Search the material for the string "FORESTRY" and copy each line where it occurs.

===

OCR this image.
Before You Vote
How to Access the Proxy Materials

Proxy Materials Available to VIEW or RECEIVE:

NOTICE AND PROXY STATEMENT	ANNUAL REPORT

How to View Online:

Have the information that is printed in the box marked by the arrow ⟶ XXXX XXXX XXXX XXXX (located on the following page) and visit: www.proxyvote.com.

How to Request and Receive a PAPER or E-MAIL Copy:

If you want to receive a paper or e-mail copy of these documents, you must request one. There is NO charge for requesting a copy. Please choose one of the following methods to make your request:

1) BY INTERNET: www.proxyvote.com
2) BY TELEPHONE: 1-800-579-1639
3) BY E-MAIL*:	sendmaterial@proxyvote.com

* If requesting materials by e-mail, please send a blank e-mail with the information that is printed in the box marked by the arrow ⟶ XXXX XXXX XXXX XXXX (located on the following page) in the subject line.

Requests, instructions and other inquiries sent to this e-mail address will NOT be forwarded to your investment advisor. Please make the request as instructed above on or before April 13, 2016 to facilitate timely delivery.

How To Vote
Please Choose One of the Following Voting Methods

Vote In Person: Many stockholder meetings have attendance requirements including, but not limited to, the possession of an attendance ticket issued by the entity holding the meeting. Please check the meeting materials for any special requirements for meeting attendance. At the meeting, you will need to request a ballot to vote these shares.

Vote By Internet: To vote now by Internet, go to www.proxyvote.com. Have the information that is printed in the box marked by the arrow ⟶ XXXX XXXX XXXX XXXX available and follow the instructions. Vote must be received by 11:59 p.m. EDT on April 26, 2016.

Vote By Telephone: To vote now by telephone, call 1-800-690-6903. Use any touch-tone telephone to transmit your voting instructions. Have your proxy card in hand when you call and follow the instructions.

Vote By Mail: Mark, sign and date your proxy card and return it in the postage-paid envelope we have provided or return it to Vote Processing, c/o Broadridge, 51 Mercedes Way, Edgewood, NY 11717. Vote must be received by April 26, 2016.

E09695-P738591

===

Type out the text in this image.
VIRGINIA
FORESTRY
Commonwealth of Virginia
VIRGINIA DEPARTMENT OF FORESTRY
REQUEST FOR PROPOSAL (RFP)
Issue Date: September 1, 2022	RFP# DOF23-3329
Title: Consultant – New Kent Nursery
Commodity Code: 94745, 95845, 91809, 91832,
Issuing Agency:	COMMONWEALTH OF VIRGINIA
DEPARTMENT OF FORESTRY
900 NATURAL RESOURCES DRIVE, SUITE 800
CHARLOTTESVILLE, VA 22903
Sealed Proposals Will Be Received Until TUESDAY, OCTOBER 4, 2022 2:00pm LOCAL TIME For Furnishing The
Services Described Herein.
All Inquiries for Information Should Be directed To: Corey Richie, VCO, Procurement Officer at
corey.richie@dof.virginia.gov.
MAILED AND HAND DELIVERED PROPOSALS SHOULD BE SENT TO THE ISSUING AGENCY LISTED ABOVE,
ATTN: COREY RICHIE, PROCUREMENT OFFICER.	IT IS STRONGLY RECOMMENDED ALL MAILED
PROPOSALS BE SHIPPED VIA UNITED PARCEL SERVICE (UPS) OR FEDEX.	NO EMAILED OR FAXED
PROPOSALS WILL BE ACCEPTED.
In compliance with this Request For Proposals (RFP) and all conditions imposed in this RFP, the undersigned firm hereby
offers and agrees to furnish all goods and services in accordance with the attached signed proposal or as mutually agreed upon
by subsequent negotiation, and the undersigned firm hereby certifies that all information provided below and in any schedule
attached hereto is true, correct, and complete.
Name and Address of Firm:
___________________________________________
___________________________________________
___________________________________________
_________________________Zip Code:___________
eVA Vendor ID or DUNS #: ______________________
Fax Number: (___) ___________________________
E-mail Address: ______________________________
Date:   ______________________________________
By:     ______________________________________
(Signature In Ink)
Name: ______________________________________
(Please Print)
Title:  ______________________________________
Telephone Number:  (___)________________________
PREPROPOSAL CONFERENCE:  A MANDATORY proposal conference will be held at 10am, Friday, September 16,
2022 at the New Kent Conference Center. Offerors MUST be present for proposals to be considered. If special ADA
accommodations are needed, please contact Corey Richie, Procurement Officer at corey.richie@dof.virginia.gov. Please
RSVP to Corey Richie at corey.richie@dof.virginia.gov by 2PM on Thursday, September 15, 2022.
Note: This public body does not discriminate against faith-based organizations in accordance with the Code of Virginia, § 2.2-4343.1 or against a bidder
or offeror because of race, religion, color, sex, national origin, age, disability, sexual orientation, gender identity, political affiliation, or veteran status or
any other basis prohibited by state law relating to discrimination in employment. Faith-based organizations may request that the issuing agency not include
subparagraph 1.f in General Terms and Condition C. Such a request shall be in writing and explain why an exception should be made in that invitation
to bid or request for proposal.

===

Final result:
FORESTRY
VIRGINIA DEPARTMENT OF FORESTRY
DEPARTMENT OF FORESTRY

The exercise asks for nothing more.